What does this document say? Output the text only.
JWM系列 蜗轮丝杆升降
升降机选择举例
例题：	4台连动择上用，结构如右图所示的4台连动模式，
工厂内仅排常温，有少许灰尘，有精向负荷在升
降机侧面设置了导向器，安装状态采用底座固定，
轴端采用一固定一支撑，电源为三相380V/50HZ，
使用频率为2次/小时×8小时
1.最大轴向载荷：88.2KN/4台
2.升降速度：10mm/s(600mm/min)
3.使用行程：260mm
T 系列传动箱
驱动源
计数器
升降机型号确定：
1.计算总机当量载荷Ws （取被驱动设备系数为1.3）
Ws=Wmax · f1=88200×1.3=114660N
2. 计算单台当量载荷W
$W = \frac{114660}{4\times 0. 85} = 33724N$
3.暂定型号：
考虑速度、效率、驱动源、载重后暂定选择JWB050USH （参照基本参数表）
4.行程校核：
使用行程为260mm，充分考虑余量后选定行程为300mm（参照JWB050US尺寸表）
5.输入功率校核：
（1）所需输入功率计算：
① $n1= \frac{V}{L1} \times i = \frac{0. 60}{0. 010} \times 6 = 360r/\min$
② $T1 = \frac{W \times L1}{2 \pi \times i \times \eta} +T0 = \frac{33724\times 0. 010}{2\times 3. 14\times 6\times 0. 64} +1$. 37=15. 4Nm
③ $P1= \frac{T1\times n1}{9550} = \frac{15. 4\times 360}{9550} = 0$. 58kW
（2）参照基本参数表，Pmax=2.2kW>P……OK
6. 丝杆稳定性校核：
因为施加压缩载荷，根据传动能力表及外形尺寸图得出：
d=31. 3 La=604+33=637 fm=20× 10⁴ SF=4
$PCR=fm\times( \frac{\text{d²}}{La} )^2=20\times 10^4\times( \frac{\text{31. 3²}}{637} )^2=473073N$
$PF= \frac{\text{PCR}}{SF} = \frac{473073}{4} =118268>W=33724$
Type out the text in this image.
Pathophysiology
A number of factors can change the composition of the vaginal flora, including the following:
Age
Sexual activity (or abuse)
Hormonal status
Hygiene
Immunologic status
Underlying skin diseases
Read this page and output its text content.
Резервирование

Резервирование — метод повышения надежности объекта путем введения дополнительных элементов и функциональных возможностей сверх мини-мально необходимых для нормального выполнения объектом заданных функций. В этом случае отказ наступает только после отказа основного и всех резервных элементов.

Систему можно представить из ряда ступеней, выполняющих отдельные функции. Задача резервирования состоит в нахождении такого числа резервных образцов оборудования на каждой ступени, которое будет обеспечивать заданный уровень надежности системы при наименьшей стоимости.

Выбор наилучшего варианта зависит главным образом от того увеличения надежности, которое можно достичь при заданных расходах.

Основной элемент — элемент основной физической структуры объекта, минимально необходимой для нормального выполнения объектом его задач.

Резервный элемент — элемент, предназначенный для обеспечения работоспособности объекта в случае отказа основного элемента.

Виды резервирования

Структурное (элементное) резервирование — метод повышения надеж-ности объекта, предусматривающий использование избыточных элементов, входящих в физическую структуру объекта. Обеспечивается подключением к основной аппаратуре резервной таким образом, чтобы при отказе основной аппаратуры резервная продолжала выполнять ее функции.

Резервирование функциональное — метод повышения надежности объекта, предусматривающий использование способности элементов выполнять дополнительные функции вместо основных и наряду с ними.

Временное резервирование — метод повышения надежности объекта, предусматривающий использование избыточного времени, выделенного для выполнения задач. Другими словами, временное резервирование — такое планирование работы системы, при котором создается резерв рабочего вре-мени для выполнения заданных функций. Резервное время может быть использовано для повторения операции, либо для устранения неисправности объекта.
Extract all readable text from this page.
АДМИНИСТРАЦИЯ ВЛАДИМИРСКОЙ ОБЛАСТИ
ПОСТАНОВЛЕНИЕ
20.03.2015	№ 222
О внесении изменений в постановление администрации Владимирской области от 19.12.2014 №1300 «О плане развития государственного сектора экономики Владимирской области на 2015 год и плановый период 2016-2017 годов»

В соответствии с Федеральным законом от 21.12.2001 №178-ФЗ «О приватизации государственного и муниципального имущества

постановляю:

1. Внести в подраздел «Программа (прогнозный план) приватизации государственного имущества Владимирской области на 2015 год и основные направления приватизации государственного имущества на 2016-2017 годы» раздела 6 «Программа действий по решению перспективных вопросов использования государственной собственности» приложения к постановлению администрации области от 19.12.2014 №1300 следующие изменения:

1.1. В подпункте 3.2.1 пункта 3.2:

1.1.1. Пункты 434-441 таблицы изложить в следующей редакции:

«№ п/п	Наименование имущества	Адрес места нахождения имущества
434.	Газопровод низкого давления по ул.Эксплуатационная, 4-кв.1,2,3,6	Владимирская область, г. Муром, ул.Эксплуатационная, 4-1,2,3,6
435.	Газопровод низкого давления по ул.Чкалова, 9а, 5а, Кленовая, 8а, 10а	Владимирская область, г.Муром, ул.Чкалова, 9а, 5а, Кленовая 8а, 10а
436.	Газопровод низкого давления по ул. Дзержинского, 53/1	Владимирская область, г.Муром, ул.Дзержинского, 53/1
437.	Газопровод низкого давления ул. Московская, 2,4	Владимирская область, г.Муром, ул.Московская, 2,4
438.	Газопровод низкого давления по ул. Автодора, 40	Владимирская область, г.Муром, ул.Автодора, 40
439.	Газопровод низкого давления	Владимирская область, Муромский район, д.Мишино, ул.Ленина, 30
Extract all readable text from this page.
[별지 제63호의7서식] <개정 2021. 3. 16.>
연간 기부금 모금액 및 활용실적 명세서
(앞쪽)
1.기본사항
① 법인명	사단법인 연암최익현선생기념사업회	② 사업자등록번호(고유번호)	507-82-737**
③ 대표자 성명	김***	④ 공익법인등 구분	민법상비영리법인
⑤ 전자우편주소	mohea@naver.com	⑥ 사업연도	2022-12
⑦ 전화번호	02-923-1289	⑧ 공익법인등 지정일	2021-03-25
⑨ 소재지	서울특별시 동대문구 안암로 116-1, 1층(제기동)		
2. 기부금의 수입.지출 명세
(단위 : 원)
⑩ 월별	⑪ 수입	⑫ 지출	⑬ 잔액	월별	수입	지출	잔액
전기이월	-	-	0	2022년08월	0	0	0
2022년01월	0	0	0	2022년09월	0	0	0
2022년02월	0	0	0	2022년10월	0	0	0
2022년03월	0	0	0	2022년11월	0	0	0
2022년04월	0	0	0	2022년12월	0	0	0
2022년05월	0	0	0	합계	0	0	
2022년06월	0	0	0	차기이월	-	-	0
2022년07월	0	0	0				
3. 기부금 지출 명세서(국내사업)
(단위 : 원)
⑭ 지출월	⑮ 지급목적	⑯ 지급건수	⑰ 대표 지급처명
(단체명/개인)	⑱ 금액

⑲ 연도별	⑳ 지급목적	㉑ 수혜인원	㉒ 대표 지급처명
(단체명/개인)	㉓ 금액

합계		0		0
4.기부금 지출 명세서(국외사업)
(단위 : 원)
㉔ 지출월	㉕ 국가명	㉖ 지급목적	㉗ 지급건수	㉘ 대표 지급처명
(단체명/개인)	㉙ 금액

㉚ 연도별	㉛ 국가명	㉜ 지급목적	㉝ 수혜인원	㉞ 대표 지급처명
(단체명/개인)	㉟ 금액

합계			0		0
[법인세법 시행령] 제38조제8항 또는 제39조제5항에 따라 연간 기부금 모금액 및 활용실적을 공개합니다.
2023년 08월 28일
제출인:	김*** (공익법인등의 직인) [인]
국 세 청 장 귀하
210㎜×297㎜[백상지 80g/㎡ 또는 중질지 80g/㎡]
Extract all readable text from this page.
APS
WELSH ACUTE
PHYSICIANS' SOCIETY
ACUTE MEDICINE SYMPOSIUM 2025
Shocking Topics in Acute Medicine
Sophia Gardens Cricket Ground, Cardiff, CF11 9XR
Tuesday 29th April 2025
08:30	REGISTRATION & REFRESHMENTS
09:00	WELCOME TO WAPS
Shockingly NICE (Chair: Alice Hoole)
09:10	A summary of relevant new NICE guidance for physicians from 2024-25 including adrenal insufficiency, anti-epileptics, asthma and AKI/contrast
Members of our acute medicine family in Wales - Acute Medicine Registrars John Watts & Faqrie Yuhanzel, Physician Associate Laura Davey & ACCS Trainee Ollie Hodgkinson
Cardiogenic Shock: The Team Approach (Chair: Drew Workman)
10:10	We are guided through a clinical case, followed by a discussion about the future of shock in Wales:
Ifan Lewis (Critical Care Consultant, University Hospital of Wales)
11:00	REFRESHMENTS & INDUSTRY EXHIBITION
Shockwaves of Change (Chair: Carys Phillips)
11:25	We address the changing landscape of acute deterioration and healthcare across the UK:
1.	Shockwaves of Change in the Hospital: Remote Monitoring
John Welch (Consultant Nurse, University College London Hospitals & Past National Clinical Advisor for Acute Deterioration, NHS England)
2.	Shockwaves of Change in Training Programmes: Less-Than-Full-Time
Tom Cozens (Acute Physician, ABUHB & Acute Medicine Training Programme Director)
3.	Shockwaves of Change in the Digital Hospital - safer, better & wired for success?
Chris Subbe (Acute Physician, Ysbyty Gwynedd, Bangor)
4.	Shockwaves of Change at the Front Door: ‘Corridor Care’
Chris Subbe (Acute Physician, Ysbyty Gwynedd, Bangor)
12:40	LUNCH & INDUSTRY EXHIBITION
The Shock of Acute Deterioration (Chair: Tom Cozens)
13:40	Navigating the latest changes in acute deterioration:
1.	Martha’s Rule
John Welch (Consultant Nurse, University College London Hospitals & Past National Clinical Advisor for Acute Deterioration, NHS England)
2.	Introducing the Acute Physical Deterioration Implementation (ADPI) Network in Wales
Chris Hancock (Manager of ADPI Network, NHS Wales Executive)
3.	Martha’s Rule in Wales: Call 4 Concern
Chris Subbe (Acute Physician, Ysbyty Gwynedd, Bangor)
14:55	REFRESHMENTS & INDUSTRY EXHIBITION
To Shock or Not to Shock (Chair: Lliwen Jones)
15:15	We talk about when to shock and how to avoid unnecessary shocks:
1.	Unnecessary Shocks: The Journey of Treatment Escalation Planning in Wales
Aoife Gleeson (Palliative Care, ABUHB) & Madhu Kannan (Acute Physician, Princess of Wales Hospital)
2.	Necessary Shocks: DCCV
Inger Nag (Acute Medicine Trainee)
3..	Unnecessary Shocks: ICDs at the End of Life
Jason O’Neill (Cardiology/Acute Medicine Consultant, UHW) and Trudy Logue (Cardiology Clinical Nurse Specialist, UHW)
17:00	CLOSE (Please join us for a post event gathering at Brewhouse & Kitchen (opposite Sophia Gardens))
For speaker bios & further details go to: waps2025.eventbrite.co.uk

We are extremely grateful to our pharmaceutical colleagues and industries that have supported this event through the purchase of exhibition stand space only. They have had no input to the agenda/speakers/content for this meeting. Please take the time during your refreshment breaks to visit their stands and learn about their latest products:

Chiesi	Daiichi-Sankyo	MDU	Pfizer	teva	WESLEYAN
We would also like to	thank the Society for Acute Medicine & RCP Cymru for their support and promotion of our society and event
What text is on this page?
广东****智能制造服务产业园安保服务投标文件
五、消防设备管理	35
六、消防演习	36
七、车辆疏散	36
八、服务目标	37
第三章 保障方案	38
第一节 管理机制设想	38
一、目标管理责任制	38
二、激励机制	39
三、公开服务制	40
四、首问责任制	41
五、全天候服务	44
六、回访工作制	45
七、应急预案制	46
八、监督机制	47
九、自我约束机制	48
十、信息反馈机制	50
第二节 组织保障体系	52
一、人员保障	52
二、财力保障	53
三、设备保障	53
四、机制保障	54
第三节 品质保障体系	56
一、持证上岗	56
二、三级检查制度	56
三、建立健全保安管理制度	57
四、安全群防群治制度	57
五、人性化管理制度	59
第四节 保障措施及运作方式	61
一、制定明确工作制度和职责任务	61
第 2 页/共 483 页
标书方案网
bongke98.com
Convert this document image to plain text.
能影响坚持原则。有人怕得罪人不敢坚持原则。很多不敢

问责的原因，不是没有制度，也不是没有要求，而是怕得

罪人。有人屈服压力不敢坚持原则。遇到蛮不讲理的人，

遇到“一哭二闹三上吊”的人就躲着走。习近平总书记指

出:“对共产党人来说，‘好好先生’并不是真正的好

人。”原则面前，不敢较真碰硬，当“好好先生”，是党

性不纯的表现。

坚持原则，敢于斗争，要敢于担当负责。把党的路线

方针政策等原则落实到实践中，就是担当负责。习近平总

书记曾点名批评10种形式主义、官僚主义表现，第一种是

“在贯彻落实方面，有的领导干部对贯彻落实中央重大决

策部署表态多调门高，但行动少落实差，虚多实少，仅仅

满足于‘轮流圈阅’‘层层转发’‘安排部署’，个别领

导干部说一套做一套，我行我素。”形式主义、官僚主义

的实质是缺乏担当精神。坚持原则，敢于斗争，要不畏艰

■ Exercise objective
Beginning at the line that holds "What text is on this page?", write out word for word each line through the end of the records.

■ Solution to this task
What text is on this page?
广东****智能制造服务产业园安保服务投标文件
五、消防设备管理	35
六、消防演习	36
七、车辆疏散	36
八、服务目标	37
第三章 保障方案	38
第一节 管理机制设想	38
一、目标管理责任制	38
二、激励机制	39
三、公开服务制	40
四、首问责任制	41
五、全天候服务	44
六、回访工作制	45
七、应急预案制	46
八、监督机制	47
九、自我约束机制	48
十、信息反馈机制	50
第二节 组织保障体系	52
一、人员保障	52
二、财力保障	53
三、设备保障	53
四、机制保障	54
第三节 品质保障体系	56
一、持证上岗	56
二、三级检查制度	56
三、建立健全保安管理制度	57
四、安全群防群治制度	57
五、人性化管理制度	59
第四节 保障措施及运作方式	61
一、制定明确工作制度和职责任务	61
第 2 页/共 483 页
标书方案网
bongke98.com
Convert this document image to plain text.
能影响坚持原则。有人怕得罪人不敢坚持原则。很多不敢

问责的原因，不是没有制度，也不是没有要求，而是怕得

罪人。有人屈服压力不敢坚持原则。遇到蛮不讲理的人，

遇到“一哭二闹三上吊”的人就躲着走。习近平总书记指

出:“对共产党人来说，‘好好先生’并不是真正的好

人。”原则面前，不敢较真碰硬，当“好好先生”，是党

性不纯的表现。

坚持原则，敢于斗争，要敢于担当负责。把党的路线

方针政策等原则落实到实践中，就是担当负责。习近平总

书记曾点名批评10种形式主义、官僚主义表现，第一种是

“在贯彻落实方面，有的领导干部对贯彻落实中央重大决

策部署表态多调门高，但行动少落实差，虚多实少，仅仅

满足于‘轮流圈阅’‘层层转发’‘安排部署’，个别领

导干部说一套做一套，我行我素。”形式主义、官僚主义

的实质是缺乏担当精神。坚持原则，敢于斗争，要不畏艰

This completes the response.